**REQUIRED TASK:**
Each entry needs to be restated exactly as written.
━━ DATA TO PROCESS
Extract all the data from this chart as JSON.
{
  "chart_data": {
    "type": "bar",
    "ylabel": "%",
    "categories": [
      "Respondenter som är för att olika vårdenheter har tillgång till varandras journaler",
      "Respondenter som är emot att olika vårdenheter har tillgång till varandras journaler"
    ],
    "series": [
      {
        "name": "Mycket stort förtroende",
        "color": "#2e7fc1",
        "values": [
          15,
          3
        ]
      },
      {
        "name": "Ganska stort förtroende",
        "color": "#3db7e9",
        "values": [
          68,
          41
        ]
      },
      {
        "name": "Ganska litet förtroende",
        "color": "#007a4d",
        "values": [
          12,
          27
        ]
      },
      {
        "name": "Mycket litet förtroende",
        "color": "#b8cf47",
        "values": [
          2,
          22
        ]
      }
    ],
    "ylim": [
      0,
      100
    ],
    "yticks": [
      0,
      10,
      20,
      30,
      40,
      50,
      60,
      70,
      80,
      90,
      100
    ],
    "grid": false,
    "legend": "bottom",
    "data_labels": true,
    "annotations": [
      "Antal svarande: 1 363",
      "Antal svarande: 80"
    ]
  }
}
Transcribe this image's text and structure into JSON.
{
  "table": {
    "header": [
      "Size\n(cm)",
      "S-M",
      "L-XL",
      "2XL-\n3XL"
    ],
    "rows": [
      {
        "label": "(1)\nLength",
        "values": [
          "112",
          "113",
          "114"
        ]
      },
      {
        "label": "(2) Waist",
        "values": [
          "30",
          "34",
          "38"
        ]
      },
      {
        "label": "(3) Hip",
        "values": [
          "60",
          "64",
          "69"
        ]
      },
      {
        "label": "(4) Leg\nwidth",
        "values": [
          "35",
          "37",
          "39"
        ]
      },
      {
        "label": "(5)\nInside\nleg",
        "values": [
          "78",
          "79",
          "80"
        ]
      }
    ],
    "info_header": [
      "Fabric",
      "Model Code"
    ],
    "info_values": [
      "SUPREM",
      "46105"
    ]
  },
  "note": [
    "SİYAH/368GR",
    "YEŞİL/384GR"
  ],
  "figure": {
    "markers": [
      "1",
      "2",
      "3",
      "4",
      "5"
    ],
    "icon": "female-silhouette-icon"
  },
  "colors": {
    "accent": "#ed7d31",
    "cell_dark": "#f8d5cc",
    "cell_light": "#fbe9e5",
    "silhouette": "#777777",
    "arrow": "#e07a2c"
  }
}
━━━━
**RESULT FOR THIS TASK:**
Extract all the data from this chart as JSON.
{
  "chart_data": {
    "type": "bar",
    "ylabel": "%",
    "categories": [
      "Respondenter som är för att olika vårdenheter har tillgång till varandras journaler",
      "Respondenter som är emot att olika vårdenheter har tillgång till varandras journaler"
    ],
    "series": [
      {
        "name": "Mycket stort förtroende",
        "color": "#2e7fc1",
        "values": [
          15,
          3
        ]
      },
      {
        "name": "Ganska stort förtroende",
        "color": "#3db7e9",
        "values": [
          68,
          41
        ]
      },
      {
        "name": "Ganska litet förtroende",
        "color": "#007a4d",
        "values": [
          12,
          27
        ]
      },
      {
        "name": "Mycket litet förtroende",
        "color": "#b8cf47",
        "values": [
          2,
          22
        ]
      }
    ],
    "ylim": [
      0,
      100
    ],
    "yticks": [
      0,
      10,
      20,
      30,
      40,
      50,
      60,
      70,
      80,
      90,
      100
    ],
    "grid": false,
    "legend": "bottom",
    "data_labels": true,
    "annotations": [
      "Antal svarande: 1 363",
      "Antal svarande: 80"
    ]
  }
}
Transcribe this image's text and structure into JSON.
{
  "table": {
    "header": [
      "Size\n(cm)",
      "S-M",
      "L-XL",
      "2XL-\n3XL"
    ],
    "rows": [
      {
        "label": "(1)\nLength",
        "values": [
          "112",
          "113",
          "114"
        ]
      },
      {
        "label": "(2) Waist",
        "values": [
          "30",
          "34",
          "38"
        ]
      },
      {
        "label": "(3) Hip",
        "values": [
          "60",
          "64",
          "69"
        ]
      },
      {
        "label": "(4) Leg\nwidth",
        "values": [
          "35",
          "37",
          "39"
        ]
      },
      {
        "label": "(5)\nInside\nleg",
        "values": [
          "78",
          "79",
          "80"
        ]
      }
    ],
    "info_header": [
      "Fabric",
      "Model Code"
    ],
    "info_values": [
      "SUPREM",
      "46105"
    ]
  },
  "note": [
    "SİYAH/368GR",
    "YEŞİL/384GR"
  ],
  "figure": {
    "markers": [
      "1",
      "2",
      "3",
      "4",
      "5"
    ],
    "icon": "female-silhouette-icon"
  },
  "colors": {
    "accent": "#ed7d31",
    "cell_dark": "#f8d5cc",
    "cell_light": "#fbe9e5",
    "silhouette": "#777777",
    "arrow": "#e07a2c"
  }
}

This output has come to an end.